Using the data below, repeat all of it precisely.
----------
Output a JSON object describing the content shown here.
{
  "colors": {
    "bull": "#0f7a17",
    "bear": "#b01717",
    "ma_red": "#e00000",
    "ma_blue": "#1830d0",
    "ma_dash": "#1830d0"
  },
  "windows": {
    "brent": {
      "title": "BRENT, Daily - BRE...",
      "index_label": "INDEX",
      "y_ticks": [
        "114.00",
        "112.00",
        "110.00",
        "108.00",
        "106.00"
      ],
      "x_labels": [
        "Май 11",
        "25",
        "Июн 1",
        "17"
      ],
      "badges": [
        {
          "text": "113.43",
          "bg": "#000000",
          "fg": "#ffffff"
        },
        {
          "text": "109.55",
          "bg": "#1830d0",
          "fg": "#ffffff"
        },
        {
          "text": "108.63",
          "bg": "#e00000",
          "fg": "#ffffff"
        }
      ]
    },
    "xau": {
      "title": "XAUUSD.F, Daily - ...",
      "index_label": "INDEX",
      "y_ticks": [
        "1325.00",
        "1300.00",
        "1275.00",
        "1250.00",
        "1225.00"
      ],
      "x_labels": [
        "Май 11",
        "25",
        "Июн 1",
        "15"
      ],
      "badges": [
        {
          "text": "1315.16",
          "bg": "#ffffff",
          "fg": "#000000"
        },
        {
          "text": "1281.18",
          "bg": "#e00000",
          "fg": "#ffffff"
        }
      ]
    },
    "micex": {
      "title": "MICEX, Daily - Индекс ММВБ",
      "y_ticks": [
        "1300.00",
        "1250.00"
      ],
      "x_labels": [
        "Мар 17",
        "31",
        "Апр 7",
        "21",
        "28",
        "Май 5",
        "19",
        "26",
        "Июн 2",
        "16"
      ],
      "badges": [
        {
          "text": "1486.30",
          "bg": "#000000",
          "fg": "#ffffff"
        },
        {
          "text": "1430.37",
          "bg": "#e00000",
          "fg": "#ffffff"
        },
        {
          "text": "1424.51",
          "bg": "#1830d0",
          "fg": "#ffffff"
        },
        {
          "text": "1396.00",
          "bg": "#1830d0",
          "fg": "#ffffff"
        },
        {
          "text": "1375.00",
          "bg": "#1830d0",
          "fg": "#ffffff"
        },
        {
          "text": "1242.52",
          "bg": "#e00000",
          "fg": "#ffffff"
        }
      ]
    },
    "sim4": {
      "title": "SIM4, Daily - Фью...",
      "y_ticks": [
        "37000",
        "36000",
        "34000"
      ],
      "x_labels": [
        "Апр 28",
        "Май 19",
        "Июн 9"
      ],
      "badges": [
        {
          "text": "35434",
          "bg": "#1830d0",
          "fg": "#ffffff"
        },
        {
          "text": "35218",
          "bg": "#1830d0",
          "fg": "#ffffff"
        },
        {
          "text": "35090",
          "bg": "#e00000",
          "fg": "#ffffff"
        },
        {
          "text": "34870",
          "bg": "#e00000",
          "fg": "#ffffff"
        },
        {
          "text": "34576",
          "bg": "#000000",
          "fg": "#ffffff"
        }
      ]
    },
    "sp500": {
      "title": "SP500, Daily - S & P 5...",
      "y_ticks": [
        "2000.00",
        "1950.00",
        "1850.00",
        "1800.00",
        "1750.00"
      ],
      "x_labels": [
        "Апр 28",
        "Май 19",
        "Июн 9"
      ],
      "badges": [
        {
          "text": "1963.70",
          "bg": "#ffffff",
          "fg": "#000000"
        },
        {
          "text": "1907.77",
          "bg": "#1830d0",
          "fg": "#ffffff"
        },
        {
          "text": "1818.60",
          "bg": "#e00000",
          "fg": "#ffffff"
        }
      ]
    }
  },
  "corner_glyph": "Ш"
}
----------
### [EXERCISE RESULT]
Output a JSON object describing the content shown here.
{
  "colors": {
    "bull": "#0f7a17",
    "bear": "#b01717",
    "ma_red": "#e00000",
    "ma_blue": "#1830d0",
    "ma_dash": "#1830d0"
  },
  "windows": {
    "brent": {
      "title": "BRENT, Daily - BRE...",
      "index_label": "INDEX",
      "y_ticks": [
        "114.00",
        "112.00",
        "110.00",
        "108.00",
        "106.00"
      ],
      "x_labels": [
        "Май 11",
        "25",
        "Июн 1",
        "17"
      ],
      "badges": [
        {
          "text": "113.43",
          "bg": "#000000",
          "fg": "#ffffff"
        },
        {
          "text": "109.55",
          "bg": "#1830d0",
          "fg": "#ffffff"
        },
        {
          "text": "108.63",
          "bg": "#e00000",
          "fg": "#ffffff"
        }
      ]
    },
    "xau": {
      "title": "XAUUSD.F, Daily - ...",
      "index_label": "INDEX",
      "y_ticks": [
        "1325.00",
        "1300.00",
        "1275.00",
        "1250.00",
        "1225.00"
      ],
      "x_labels": [
        "Май 11",
        "25",
        "Июн 1",
        "15"
      ],
      "badges": [
        {
          "text": "1315.16",
          "bg": "#ffffff",
          "fg": "#000000"
        },
        {
          "text": "1281.18",
          "bg": "#e00000",
          "fg": "#ffffff"
        }
      ]
    },
    "micex": {
      "title": "MICEX, Daily - Индекс ММВБ",
      "y_ticks": [
        "1300.00",
        "1250.00"
      ],
      "x_labels": [
        "Мар 17",
        "31",
        "Апр 7",
        "21",
        "28",
        "Май 5",
        "19",
        "26",
        "Июн 2",
        "16"
      ],
      "badges": [
        {
          "text": "1486.30",
          "bg": "#000000",
          "fg": "#ffffff"
        },
        {
          "text": "1430.37",
          "bg": "#e00000",
          "fg": "#ffffff"
        },
        {
          "text": "1424.51",
          "bg": "#1830d0",
          "fg": "#ffffff"
        },
        {
          "text": "1396.00",
          "bg": "#1830d0",
          "fg": "#ffffff"
        },
        {
          "text": "1375.00",
          "bg": "#1830d0",
          "fg": "#ffffff"
        },
        {
          "text": "1242.52",
          "bg": "#e00000",
          "fg": "#ffffff"
        }
      ]
    },
    "sim4": {
      "title": "SIM4, Daily - Фью...",
      "y_ticks": [
        "37000",
        "36000",
        "34000"
      ],
      "x_labels": [
        "Апр 28",
        "Май 19",
        "Июн 9"
      ],
      "badges": [
        {
          "text": "35434",
          "bg": "#1830d0",
          "fg": "#ffffff"
        },
        {
          "text": "35218",
          "bg": "#1830d0",
          "fg": "#ffffff"
        },
        {
          "text": "35090",
          "bg": "#e00000",
          "fg": "#ffffff"
        },
        {
          "text": "34870",
          "bg": "#e00000",
          "fg": "#ffffff"
        },
        {
          "text": "34576",
          "bg": "#000000",
          "fg": "#ffffff"
        }
      ]
    },
    "sp500": {
      "title": "SP500, Daily - S & P 5...",
      "y_ticks": [
        "2000.00",
        "1950.00",
        "1850.00",
        "1800.00",
        "1750.00"
      ],
      "x_labels": [
        "Апр 28",
        "Май 19",
        "Июн 9"
      ],
      "badges": [
        {
          "text": "1963.70",
          "bg": "#ffffff",
          "fg": "#000000"
        },
        {
          "text": "1907.77",
          "bg": "#1830d0",
          "fg": "#ffffff"
        },
        {
          "text": "1818.60",
          "bg": "#e00000",
          "fg": "#ffffff"
        }
      ]
    }
  },
  "corner_glyph": "Ш"
}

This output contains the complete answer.